[Collected data entries]
— Begin —

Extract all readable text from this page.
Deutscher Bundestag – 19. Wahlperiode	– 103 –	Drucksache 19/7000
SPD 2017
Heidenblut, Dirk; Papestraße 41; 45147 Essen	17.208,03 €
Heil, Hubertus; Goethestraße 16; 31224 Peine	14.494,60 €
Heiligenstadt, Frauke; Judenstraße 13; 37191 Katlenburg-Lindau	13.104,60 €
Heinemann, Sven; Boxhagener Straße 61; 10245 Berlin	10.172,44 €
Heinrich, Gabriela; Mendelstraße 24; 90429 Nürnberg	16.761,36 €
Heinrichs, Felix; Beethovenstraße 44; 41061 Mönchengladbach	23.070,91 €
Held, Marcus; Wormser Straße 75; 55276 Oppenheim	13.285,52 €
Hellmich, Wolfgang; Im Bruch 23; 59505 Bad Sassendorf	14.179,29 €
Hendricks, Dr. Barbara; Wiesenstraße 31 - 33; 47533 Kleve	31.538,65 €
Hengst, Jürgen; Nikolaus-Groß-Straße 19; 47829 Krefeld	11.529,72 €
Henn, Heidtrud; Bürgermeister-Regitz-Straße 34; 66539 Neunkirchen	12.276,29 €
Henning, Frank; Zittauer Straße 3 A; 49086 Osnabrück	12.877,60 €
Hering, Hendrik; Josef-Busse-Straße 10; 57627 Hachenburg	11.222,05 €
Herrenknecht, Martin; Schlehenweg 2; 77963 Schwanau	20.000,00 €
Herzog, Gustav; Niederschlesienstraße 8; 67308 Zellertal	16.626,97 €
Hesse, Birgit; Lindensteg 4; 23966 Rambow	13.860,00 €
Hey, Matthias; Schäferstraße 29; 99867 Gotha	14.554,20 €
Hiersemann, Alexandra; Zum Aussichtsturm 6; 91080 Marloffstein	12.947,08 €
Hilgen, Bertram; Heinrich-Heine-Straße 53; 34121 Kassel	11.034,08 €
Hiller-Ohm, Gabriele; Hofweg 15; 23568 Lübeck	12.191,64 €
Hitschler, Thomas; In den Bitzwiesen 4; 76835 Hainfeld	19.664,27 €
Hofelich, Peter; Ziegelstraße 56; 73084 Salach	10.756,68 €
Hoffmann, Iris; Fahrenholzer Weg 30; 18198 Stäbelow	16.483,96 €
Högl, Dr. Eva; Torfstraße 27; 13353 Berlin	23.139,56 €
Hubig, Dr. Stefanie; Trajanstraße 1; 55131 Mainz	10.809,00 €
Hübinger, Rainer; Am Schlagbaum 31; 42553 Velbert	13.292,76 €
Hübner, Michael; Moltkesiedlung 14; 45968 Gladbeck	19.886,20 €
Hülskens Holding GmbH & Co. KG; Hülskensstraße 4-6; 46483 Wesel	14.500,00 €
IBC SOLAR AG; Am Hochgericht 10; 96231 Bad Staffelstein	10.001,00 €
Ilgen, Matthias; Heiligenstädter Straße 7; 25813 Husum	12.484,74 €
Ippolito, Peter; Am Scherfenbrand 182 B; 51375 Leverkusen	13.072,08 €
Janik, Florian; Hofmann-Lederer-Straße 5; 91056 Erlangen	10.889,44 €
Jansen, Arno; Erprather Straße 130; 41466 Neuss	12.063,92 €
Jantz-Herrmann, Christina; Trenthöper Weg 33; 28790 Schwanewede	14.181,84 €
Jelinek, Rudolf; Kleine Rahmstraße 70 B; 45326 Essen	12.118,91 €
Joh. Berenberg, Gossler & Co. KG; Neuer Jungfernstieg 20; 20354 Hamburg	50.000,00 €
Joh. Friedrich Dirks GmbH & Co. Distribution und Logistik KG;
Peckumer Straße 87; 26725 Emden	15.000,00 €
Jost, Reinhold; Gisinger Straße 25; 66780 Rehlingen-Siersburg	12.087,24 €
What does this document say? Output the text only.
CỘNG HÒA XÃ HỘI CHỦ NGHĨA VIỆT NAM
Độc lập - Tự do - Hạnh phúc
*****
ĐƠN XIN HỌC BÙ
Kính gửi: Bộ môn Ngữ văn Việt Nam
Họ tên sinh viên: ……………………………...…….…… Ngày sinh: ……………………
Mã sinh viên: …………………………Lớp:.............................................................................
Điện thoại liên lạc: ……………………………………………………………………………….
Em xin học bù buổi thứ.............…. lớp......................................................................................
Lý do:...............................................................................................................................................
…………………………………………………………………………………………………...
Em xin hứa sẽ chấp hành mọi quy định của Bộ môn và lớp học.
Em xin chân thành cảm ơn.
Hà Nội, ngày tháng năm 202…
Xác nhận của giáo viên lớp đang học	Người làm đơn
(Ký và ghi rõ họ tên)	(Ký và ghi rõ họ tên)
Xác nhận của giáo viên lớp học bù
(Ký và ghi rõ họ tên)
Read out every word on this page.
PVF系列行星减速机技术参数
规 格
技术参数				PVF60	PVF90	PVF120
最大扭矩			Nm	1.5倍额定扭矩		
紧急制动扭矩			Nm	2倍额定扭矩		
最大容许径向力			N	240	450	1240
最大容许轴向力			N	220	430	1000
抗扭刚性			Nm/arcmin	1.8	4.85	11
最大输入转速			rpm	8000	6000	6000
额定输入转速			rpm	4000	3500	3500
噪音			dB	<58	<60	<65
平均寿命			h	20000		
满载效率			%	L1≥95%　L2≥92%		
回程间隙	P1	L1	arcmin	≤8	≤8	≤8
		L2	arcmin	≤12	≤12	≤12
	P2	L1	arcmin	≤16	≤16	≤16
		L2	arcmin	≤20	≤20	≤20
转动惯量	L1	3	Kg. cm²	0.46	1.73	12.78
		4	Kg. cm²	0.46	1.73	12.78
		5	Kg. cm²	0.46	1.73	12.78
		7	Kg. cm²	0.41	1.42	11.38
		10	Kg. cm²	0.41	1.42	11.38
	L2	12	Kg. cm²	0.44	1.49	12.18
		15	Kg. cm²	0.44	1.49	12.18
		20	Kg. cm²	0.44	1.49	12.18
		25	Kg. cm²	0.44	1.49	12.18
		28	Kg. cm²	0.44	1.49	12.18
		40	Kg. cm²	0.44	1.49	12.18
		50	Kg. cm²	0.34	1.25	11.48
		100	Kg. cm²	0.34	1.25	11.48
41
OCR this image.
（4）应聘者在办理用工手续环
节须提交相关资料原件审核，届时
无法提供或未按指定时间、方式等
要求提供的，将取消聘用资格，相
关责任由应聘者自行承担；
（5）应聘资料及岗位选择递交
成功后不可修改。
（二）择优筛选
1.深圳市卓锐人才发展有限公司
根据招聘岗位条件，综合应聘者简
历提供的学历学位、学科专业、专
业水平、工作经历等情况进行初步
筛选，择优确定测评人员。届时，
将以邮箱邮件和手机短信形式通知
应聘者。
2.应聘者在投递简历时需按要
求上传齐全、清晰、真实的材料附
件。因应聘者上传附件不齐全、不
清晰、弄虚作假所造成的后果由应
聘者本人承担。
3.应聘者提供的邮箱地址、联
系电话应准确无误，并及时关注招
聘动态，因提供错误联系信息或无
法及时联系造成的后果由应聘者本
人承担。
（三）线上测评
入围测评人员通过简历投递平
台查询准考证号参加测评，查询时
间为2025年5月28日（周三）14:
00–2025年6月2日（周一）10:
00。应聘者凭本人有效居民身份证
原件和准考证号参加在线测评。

— End —

Write out the data again, exactly and in full.

**Answer to this exercise**
Extract all readable text from this page.
Deutscher Bundestag – 19. Wahlperiode	– 103 –	Drucksache 19/7000
SPD 2017
Heidenblut, Dirk; Papestraße 41; 45147 Essen	17.208,03 €
Heil, Hubertus; Goethestraße 16; 31224 Peine	14.494,60 €
Heiligenstadt, Frauke; Judenstraße 13; 37191 Katlenburg-Lindau	13.104,60 €
Heinemann, Sven; Boxhagener Straße 61; 10245 Berlin	10.172,44 €
Heinrich, Gabriela; Mendelstraße 24; 90429 Nürnberg	16.761,36 €
Heinrichs, Felix; Beethovenstraße 44; 41061 Mönchengladbach	23.070,91 €
Held, Marcus; Wormser Straße 75; 55276 Oppenheim	13.285,52 €
Hellmich, Wolfgang; Im Bruch 23; 59505 Bad Sassendorf	14.179,29 €
Hendricks, Dr. Barbara; Wiesenstraße 31 - 33; 47533 Kleve	31.538,65 €
Hengst, Jürgen; Nikolaus-Groß-Straße 19; 47829 Krefeld	11.529,72 €
Henn, Heidtrud; Bürgermeister-Regitz-Straße 34; 66539 Neunkirchen	12.276,29 €
Henning, Frank; Zittauer Straße 3 A; 49086 Osnabrück	12.877,60 €
Hering, Hendrik; Josef-Busse-Straße 10; 57627 Hachenburg	11.222,05 €
Herrenknecht, Martin; Schlehenweg 2; 77963 Schwanau	20.000,00 €
Herzog, Gustav; Niederschlesienstraße 8; 67308 Zellertal	16.626,97 €
Hesse, Birgit; Lindensteg 4; 23966 Rambow	13.860,00 €
Hey, Matthias; Schäferstraße 29; 99867 Gotha	14.554,20 €
Hiersemann, Alexandra; Zum Aussichtsturm 6; 91080 Marloffstein	12.947,08 €
Hilgen, Bertram; Heinrich-Heine-Straße 53; 34121 Kassel	11.034,08 €
Hiller-Ohm, Gabriele; Hofweg 15; 23568 Lübeck	12.191,64 €
Hitschler, Thomas; In den Bitzwiesen 4; 76835 Hainfeld	19.664,27 €
Hofelich, Peter; Ziegelstraße 56; 73084 Salach	10.756,68 €
Hoffmann, Iris; Fahrenholzer Weg 30; 18198 Stäbelow	16.483,96 €
Högl, Dr. Eva; Torfstraße 27; 13353 Berlin	23.139,56 €
Hubig, Dr. Stefanie; Trajanstraße 1; 55131 Mainz	10.809,00 €
Hübinger, Rainer; Am Schlagbaum 31; 42553 Velbert	13.292,76 €
Hübner, Michael; Moltkesiedlung 14; 45968 Gladbeck	19.886,20 €
Hülskens Holding GmbH & Co. KG; Hülskensstraße 4-6; 46483 Wesel	14.500,00 €
IBC SOLAR AG; Am Hochgericht 10; 96231 Bad Staffelstein	10.001,00 €
Ilgen, Matthias; Heiligenstädter Straße 7; 25813 Husum	12.484,74 €
Ippolito, Peter; Am Scherfenbrand 182 B; 51375 Leverkusen	13.072,08 €
Janik, Florian; Hofmann-Lederer-Straße 5; 91056 Erlangen	10.889,44 €
Jansen, Arno; Erprather Straße 130; 41466 Neuss	12.063,92 €
Jantz-Herrmann, Christina; Trenthöper Weg 33; 28790 Schwanewede	14.181,84 €
Jelinek, Rudolf; Kleine Rahmstraße 70 B; 45326 Essen	12.118,91 €
Joh. Berenberg, Gossler & Co. KG; Neuer Jungfernstieg 20; 20354 Hamburg	50.000,00 €
Joh. Friedrich Dirks GmbH & Co. Distribution und Logistik KG;
Peckumer Straße 87; 26725 Emden	15.000,00 €
Jost, Reinhold; Gisinger Straße 25; 66780 Rehlingen-Siersburg	12.087,24 €
What does this document say? Output the text only.
CỘNG HÒA XÃ HỘI CHỦ NGHĨA VIỆT NAM
Độc lập - Tự do - Hạnh phúc
*****
ĐƠN XIN HỌC BÙ
Kính gửi: Bộ môn Ngữ văn Việt Nam
Họ tên sinh viên: ……………………………...…….…… Ngày sinh: ……………………
Mã sinh viên: …………………………Lớp:.............................................................................
Điện thoại liên lạc: ……………………………………………………………………………….
Em xin học bù buổi thứ.............…. lớp......................................................................................
Lý do:...............................................................................................................................................
…………………………………………………………………………………………………...
Em xin hứa sẽ chấp hành mọi quy định của Bộ môn và lớp học.
Em xin chân thành cảm ơn.
Hà Nội, ngày tháng năm 202…
Xác nhận của giáo viên lớp đang học	Người làm đơn
(Ký và ghi rõ họ tên)	(Ký và ghi rõ họ tên)
Xác nhận của giáo viên lớp học bù
(Ký và ghi rõ họ tên)
Read out every word on this page.
PVF系列行星减速机技术参数
规 格
技术参数				PVF60	PVF90	PVF120
最大扭矩			Nm	1.5倍额定扭矩		
紧急制动扭矩			Nm	2倍额定扭矩		
最大容许径向力			N	240	450	1240
最大容许轴向力			N	220	430	1000
抗扭刚性			Nm/arcmin	1.8	4.85	11
最大输入转速			rpm	8000	6000	6000
额定输入转速			rpm	4000	3500	3500
噪音			dB	<58	<60	<65
平均寿命			h	20000		
满载效率			%	L1≥95%　L2≥92%		
回程间隙	P1	L1	arcmin	≤8	≤8	≤8
		L2	arcmin	≤12	≤12	≤12
	P2	L1	arcmin	≤16	≤16	≤16
		L2	arcmin	≤20	≤20	≤20
转动惯量	L1	3	Kg. cm²	0.46	1.73	12.78
		4	Kg. cm²	0.46	1.73	12.78
		5	Kg. cm²	0.46	1.73	12.78
		7	Kg. cm²	0.41	1.42	11.38
		10	Kg. cm²	0.41	1.42	11.38
	L2	12	Kg. cm²	0.44	1.49	12.18
		15	Kg. cm²	0.44	1.49	12.18
		20	Kg. cm²	0.44	1.49	12.18
		25	Kg. cm²	0.44	1.49	12.18
		28	Kg. cm²	0.44	1.49	12.18
		40	Kg. cm²	0.44	1.49	12.18
		50	Kg. cm²	0.34	1.25	11.48
		100	Kg. cm²	0.34	1.25	11.48
41
OCR this image.
（4）应聘者在办理用工手续环
节须提交相关资料原件审核，届时
无法提供或未按指定时间、方式等
要求提供的，将取消聘用资格，相
关责任由应聘者自行承担；
（5）应聘资料及岗位选择递交
成功后不可修改。
（二）择优筛选
1.深圳市卓锐人才发展有限公司
根据招聘岗位条件，综合应聘者简
历提供的学历学位、学科专业、专
业水平、工作经历等情况进行初步
筛选，择优确定测评人员。届时，
将以邮箱邮件和手机短信形式通知
应聘者。
2.应聘者在投递简历时需按要
求上传齐全、清晰、真实的材料附
件。因应聘者上传附件不齐全、不
清晰、弄虚作假所造成的后果由应
聘者本人承担。
3.应聘者提供的邮箱地址、联
系电话应准确无误，并及时关注招
聘动态，因提供错误联系信息或无
法及时联系造成的后果由应聘者本
人承担。
（三）线上测评
入围测评人员通过简历投递平
台查询准考证号参加测评，查询时
间为2025年5月28日（周三）14:
00–2025年6月2日（周一）10:
00。应聘者凭本人有效居民身份证
原件和准考证号参加在线测评。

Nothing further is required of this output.